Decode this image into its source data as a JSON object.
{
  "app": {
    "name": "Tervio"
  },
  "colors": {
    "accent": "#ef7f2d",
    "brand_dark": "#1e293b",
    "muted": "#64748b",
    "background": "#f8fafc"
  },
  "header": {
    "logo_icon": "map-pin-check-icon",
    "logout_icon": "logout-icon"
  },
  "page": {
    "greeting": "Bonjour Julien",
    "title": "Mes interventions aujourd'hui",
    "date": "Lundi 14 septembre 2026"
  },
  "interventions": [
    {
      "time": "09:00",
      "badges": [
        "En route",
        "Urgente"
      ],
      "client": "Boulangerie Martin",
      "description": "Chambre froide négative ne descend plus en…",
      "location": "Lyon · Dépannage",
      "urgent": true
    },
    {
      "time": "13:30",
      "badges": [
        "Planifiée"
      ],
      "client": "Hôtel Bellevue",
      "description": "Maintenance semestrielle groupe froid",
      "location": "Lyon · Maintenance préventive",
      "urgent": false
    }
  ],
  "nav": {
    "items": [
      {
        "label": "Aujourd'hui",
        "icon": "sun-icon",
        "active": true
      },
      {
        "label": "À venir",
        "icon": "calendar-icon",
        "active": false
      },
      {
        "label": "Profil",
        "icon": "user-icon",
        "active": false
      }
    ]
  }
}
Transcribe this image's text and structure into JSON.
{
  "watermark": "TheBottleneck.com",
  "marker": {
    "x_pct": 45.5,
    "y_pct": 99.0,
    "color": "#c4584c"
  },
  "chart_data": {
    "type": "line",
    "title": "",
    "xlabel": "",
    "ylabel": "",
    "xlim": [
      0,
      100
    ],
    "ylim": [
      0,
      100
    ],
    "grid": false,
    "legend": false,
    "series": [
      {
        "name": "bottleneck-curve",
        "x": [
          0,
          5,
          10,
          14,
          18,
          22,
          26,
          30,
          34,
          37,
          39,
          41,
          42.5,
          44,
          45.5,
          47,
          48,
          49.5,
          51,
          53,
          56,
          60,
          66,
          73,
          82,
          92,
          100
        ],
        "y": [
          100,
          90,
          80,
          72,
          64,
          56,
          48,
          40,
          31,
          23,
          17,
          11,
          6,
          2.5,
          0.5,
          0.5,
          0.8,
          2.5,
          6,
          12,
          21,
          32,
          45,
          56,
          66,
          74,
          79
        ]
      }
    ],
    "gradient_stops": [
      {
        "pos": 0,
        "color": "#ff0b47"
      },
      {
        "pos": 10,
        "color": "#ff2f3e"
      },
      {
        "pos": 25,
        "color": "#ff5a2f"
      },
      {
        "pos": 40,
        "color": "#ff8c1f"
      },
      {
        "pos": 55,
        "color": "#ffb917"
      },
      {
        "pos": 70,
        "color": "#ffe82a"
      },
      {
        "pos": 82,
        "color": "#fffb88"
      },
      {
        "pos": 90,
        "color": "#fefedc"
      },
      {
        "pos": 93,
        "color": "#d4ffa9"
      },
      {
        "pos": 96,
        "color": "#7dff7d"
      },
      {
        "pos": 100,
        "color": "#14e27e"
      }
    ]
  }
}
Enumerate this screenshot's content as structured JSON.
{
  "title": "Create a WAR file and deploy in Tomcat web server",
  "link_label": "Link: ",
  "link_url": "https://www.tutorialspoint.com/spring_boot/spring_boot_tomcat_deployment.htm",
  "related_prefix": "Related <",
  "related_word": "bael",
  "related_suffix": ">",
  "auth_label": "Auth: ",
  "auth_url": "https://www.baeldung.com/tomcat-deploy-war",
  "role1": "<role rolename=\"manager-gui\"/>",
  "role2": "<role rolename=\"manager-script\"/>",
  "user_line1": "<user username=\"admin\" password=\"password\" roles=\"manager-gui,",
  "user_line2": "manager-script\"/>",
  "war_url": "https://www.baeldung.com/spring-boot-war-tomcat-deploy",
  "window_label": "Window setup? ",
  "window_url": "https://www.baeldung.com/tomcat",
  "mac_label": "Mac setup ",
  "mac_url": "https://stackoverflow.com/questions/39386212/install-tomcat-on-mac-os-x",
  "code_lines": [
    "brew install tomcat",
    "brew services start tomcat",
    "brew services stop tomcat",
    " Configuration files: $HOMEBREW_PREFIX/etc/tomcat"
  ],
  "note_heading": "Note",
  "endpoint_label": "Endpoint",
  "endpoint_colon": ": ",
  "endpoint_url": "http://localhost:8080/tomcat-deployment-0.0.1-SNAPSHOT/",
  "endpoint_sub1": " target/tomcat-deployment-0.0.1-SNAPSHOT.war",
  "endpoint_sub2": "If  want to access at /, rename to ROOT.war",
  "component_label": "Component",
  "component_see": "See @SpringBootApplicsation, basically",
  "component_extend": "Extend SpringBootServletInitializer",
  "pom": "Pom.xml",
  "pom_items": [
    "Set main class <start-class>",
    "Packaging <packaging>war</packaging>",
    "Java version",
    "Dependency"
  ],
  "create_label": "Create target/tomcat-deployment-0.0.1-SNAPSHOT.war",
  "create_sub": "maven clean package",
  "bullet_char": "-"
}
====================
Extract the full listing above without altering anything.

### [Completed exercise]
Decode this image into its source data as a JSON object.
{
  "app": {
    "name": "Tervio"
  },
  "colors": {
    "accent": "#ef7f2d",
    "brand_dark": "#1e293b",
    "muted": "#64748b",
    "background": "#f8fafc"
  },
  "header": {
    "logo_icon": "map-pin-check-icon",
    "logout_icon": "logout-icon"
  },
  "page": {
    "greeting": "Bonjour Julien",
    "title": "Mes interventions aujourd'hui",
    "date": "Lundi 14 septembre 2026"
  },
  "interventions": [
    {
      "time": "09:00",
      "badges": [
        "En route",
        "Urgente"
      ],
      "client": "Boulangerie Martin",
      "description": "Chambre froide négative ne descend plus en…",
      "location": "Lyon · Dépannage",
      "urgent": true
    },
    {
      "time": "13:30",
      "badges": [
        "Planifiée"
      ],
      "client": "Hôtel Bellevue",
      "description": "Maintenance semestrielle groupe froid",
      "location": "Lyon · Maintenance préventive",
      "urgent": false
    }
  ],
  "nav": {
    "items": [
      {
        "label": "Aujourd'hui",
        "icon": "sun-icon",
        "active": true
      },
      {
        "label": "À venir",
        "icon": "calendar-icon",
        "active": false
      },
      {
        "label": "Profil",
        "icon": "user-icon",
        "active": false
      }
    ]
  }
}
Transcribe this image's text and structure into JSON.
{
  "watermark": "TheBottleneck.com",
  "marker": {
    "x_pct": 45.5,
    "y_pct": 99.0,
    "color": "#c4584c"
  },
  "chart_data": {
    "type": "line",
    "title": "",
    "xlabel": "",
    "ylabel": "",
    "xlim": [
      0,
      100
    ],
    "ylim": [
      0,
      100
    ],
    "grid": false,
    "legend": false,
    "series": [
      {
        "name": "bottleneck-curve",
        "x": [
          0,
          5,
          10,
          14,
          18,
          22,
          26,
          30,
          34,
          37,
          39,
          41,
          42.5,
          44,
          45.5,
          47,
          48,
          49.5,
          51,
          53,
          56,
          60,
          66,
          73,
          82,
          92,
          100
        ],
        "y": [
          100,
          90,
          80,
          72,
          64,
          56,
          48,
          40,
          31,
          23,
          17,
          11,
          6,
          2.5,
          0.5,
          0.5,
          0.8,
          2.5,
          6,
          12,
          21,
          32,
          45,
          56,
          66,
          74,
          79
        ]
      }
    ],
    "gradient_stops": [
      {
        "pos": 0,
        "color": "#ff0b47"
      },
      {
        "pos": 10,
        "color": "#ff2f3e"
      },
      {
        "pos": 25,
        "color": "#ff5a2f"
      },
      {
        "pos": 40,
        "color": "#ff8c1f"
      },
      {
        "pos": 55,
        "color": "#ffb917"
      },
      {
        "pos": 70,
        "color": "#ffe82a"
      },
      {
        "pos": 82,
        "color": "#fffb88"
      },
      {
        "pos": 90,
        "color": "#fefedc"
      },
      {
        "pos": 93,
        "color": "#d4ffa9"
      },
      {
        "pos": 96,
        "color": "#7dff7d"
      },
      {
        "pos": 100,
        "color": "#14e27e"
      }
    ]
  }
}
Enumerate this screenshot's content as structured JSON.
{
  "title": "Create a WAR file and deploy in Tomcat web server",
  "link_label": "Link: ",
  "link_url": "https://www.tutorialspoint.com/spring_boot/spring_boot_tomcat_deployment.htm",
  "related_prefix": "Related <",
  "related_word": "bael",
  "related_suffix": ">",
  "auth_label": "Auth: ",
  "auth_url": "https://www.baeldung.com/tomcat-deploy-war",
  "role1": "<role rolename=\"manager-gui\"/>",
  "role2": "<role rolename=\"manager-script\"/>",
  "user_line1": "<user username=\"admin\" password=\"password\" roles=\"manager-gui,",
  "user_line2": "manager-script\"/>",
  "war_url": "https://www.baeldung.com/spring-boot-war-tomcat-deploy",
  "window_label": "Window setup? ",
  "window_url": "https://www.baeldung.com/tomcat",
  "mac_label": "Mac setup ",
  "mac_url": "https://stackoverflow.com/questions/39386212/install-tomcat-on-mac-os-x",
  "code_lines": [
    "brew install tomcat",
    "brew services start tomcat",
    "brew services stop tomcat",
    " Configuration files: $HOMEBREW_PREFIX/etc/tomcat"
  ],
  "note_heading": "Note",
  "endpoint_label": "Endpoint",
  "endpoint_colon": ": ",
  "endpoint_url": "http://localhost:8080/tomcat-deployment-0.0.1-SNAPSHOT/",
  "endpoint_sub1": " target/tomcat-deployment-0.0.1-SNAPSHOT.war",
  "endpoint_sub2": "If  want to access at /, rename to ROOT.war",
  "component_label": "Component",
  "component_see": "See @SpringBootApplicsation, basically",
  "component_extend": "Extend SpringBootServletInitializer",
  "pom": "Pom.xml",
  "pom_items": [
    "Set main class <start-class>",
    "Packaging <packaging>war</packaging>",
    "Java version",
    "Dependency"
  ],
  "create_label": "Create target/tomcat-deployment-0.0.1-SNAPSHOT.war",
  "create_sub": "maven clean package",
  "bullet_char": "-"
}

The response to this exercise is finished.